» Exercise directions: Write the data out again in full, with no departure from the original.

» Material to process:

Start

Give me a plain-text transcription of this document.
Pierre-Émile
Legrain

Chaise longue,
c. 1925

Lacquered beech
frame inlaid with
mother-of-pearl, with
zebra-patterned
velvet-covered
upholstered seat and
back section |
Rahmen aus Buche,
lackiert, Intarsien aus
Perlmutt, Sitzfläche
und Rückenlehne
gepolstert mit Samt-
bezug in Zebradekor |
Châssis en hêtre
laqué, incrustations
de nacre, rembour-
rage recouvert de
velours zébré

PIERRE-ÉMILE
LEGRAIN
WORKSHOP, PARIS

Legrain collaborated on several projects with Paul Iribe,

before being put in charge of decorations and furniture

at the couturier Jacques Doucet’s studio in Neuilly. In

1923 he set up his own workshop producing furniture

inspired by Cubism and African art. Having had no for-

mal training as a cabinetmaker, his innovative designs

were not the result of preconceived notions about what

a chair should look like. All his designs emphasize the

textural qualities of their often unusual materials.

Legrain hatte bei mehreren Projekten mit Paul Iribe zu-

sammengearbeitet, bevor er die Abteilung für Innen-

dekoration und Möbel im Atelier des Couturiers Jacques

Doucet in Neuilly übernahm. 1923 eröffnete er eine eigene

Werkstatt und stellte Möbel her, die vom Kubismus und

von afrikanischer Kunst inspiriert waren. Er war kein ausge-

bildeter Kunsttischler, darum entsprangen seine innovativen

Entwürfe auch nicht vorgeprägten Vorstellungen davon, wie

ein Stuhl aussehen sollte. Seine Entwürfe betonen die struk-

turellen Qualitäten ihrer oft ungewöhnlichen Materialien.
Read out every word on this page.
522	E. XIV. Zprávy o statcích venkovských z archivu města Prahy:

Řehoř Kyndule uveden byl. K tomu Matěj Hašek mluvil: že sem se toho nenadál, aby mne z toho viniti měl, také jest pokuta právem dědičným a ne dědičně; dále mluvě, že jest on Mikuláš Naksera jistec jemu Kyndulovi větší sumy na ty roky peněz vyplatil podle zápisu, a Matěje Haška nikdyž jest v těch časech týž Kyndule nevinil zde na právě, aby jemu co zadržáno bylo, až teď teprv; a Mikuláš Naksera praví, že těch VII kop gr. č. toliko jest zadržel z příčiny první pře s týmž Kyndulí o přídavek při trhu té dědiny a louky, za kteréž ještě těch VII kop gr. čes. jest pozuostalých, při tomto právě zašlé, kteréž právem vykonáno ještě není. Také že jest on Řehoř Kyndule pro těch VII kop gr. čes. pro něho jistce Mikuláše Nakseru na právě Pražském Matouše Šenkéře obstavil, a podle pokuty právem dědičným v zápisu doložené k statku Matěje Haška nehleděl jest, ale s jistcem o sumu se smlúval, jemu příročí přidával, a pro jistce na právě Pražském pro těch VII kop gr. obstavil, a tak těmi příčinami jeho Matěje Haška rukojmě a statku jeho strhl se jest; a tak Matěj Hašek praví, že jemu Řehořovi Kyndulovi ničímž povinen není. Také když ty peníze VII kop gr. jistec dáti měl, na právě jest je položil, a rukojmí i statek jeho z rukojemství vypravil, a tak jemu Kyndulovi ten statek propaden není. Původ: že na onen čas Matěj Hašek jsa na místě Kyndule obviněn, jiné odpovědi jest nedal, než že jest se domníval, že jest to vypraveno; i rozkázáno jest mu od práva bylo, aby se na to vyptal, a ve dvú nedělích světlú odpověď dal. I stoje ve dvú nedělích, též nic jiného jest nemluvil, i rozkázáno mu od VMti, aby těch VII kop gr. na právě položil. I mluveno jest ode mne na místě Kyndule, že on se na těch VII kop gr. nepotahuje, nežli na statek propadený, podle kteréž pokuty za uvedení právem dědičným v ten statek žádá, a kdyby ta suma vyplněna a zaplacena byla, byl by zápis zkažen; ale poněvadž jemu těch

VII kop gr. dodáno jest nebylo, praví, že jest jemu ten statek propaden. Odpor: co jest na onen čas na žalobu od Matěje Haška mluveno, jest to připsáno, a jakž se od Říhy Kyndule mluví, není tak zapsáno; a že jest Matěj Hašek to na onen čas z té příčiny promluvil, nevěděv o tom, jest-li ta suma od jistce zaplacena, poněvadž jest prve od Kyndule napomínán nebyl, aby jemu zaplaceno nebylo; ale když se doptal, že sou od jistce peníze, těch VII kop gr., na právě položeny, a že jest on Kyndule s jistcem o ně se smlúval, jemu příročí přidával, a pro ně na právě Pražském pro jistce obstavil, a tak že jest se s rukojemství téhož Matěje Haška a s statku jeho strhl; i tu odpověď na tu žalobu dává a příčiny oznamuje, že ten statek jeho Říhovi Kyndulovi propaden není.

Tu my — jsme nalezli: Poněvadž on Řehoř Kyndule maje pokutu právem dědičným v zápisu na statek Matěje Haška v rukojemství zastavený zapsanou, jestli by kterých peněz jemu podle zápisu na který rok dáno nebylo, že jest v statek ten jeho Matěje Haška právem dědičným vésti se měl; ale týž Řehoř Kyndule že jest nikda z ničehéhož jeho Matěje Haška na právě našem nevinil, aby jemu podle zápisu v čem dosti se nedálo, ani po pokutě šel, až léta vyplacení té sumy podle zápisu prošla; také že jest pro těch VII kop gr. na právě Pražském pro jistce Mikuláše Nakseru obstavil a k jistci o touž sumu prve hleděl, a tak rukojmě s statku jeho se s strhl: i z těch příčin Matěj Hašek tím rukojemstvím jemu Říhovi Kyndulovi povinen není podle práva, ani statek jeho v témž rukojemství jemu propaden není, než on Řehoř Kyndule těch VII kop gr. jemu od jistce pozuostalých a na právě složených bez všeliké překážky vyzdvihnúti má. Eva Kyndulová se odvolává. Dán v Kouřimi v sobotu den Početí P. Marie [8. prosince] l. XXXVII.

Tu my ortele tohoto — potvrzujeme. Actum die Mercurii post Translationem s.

End

» Finished exercise:
Give me a plain-text transcription of this document.
Pierre-Émile
Legrain

Chaise longue,
c. 1925

Lacquered beech
frame inlaid with
mother-of-pearl, with
zebra-patterned
velvet-covered
upholstered seat and
back section |
Rahmen aus Buche,
lackiert, Intarsien aus
Perlmutt, Sitzfläche
und Rückenlehne
gepolstert mit Samt-
bezug in Zebradekor |
Châssis en hêtre
laqué, incrustations
de nacre, rembour-
rage recouvert de
velours zébré

PIERRE-ÉMILE
LEGRAIN
WORKSHOP, PARIS

Legrain collaborated on several projects with Paul Iribe,

before being put in charge of decorations and furniture

at the couturier Jacques Doucet’s studio in Neuilly. In

1923 he set up his own workshop producing furniture

inspired by Cubism and African art. Having had no for-

mal training as a cabinetmaker, his innovative designs

were not the result of preconceived notions about what

a chair should look like. All his designs emphasize the

textural qualities of their often unusual materials.

Legrain hatte bei mehreren Projekten mit Paul Iribe zu-

sammengearbeitet, bevor er die Abteilung für Innen-

dekoration und Möbel im Atelier des Couturiers Jacques

Doucet in Neuilly übernahm. 1923 eröffnete er eine eigene

Werkstatt und stellte Möbel her, die vom Kubismus und

von afrikanischer Kunst inspiriert waren. Er war kein ausge-

bildeter Kunsttischler, darum entsprangen seine innovativen

Entwürfe auch nicht vorgeprägten Vorstellungen davon, wie

ein Stuhl aussehen sollte. Seine Entwürfe betonen die struk-

turellen Qualitäten ihrer oft ungewöhnlichen Materialien.
Read out every word on this page.
522	E. XIV. Zprávy o statcích venkovských z archivu města Prahy:

Řehoř Kyndule uveden byl. K tomu Matěj Hašek mluvil: že sem se toho nenadál, aby mne z toho viniti měl, také jest pokuta právem dědičným a ne dědičně; dále mluvě, že jest on Mikuláš Naksera jistec jemu Kyndulovi větší sumy na ty roky peněz vyplatil podle zápisu, a Matěje Haška nikdyž jest v těch časech týž Kyndule nevinil zde na právě, aby jemu co zadržáno bylo, až teď teprv; a Mikuláš Naksera praví, že těch VII kop gr. č. toliko jest zadržel z příčiny první pře s týmž Kyndulí o přídavek při trhu té dědiny a louky, za kteréž ještě těch VII kop gr. čes. jest pozuostalých, při tomto právě zašlé, kteréž právem vykonáno ještě není. Také že jest on Řehoř Kyndule pro těch VII kop gr. čes. pro něho jistce Mikuláše Nakseru na právě Pražském Matouše Šenkéře obstavil, a podle pokuty právem dědičným v zápisu doložené k statku Matěje Haška nehleděl jest, ale s jistcem o sumu se smlúval, jemu příročí přidával, a pro jistce na právě Pražském pro těch VII kop gr. obstavil, a tak těmi příčinami jeho Matěje Haška rukojmě a statku jeho strhl se jest; a tak Matěj Hašek praví, že jemu Řehořovi Kyndulovi ničímž povinen není. Také když ty peníze VII kop gr. jistec dáti měl, na právě jest je položil, a rukojmí i statek jeho z rukojemství vypravil, a tak jemu Kyndulovi ten statek propaden není. Původ: že na onen čas Matěj Hašek jsa na místě Kyndule obviněn, jiné odpovědi jest nedal, než že jest se domníval, že jest to vypraveno; i rozkázáno jest mu od práva bylo, aby se na to vyptal, a ve dvú nedělích světlú odpověď dal. I stoje ve dvú nedělích, též nic jiného jest nemluvil, i rozkázáno mu od VMti, aby těch VII kop gr. na právě položil. I mluveno jest ode mne na místě Kyndule, že on se na těch VII kop gr. nepotahuje, nežli na statek propadený, podle kteréž pokuty za uvedení právem dědičným v ten statek žádá, a kdyby ta suma vyplněna a zaplacena byla, byl by zápis zkažen; ale poněvadž jemu těch

VII kop gr. dodáno jest nebylo, praví, že jest jemu ten statek propaden. Odpor: co jest na onen čas na žalobu od Matěje Haška mluveno, jest to připsáno, a jakž se od Říhy Kyndule mluví, není tak zapsáno; a že jest Matěj Hašek to na onen čas z té příčiny promluvil, nevěděv o tom, jest-li ta suma od jistce zaplacena, poněvadž jest prve od Kyndule napomínán nebyl, aby jemu zaplaceno nebylo; ale když se doptal, že sou od jistce peníze, těch VII kop gr., na právě položeny, a že jest on Kyndule s jistcem o ně se smlúval, jemu příročí přidával, a pro ně na právě Pražském pro jistce obstavil, a tak že jest se s rukojemství téhož Matěje Haška a s statku jeho strhl; i tu odpověď na tu žalobu dává a příčiny oznamuje, že ten statek jeho Říhovi Kyndulovi propaden není.

Tu my — jsme nalezli: Poněvadž on Řehoř Kyndule maje pokutu právem dědičným v zápisu na statek Matěje Haška v rukojemství zastavený zapsanou, jestli by kterých peněz jemu podle zápisu na který rok dáno nebylo, že jest v statek ten jeho Matěje Haška právem dědičným vésti se měl; ale týž Řehoř Kyndule že jest nikda z ničehéhož jeho Matěje Haška na právě našem nevinil, aby jemu podle zápisu v čem dosti se nedálo, ani po pokutě šel, až léta vyplacení té sumy podle zápisu prošla; také že jest pro těch VII kop gr. na právě Pražském pro jistce Mikuláše Nakseru obstavil a k jistci o touž sumu prve hleděl, a tak rukojmě s statku jeho se s strhl: i z těch příčin Matěj Hašek tím rukojemstvím jemu Říhovi Kyndulovi povinen není podle práva, ani statek jeho v témž rukojemství jemu propaden není, než on Řehoř Kyndule těch VII kop gr. jemu od jistce pozuostalých a na právě složených bez všeliké překážky vyzdvihnúti má. Eva Kyndulová se odvolává. Dán v Kouřimi v sobotu den Početí P. Marie [8. prosince] l. XXXVII.

Tu my ortele tohoto — potvrzujeme. Actum die Mercurii post Translationem s.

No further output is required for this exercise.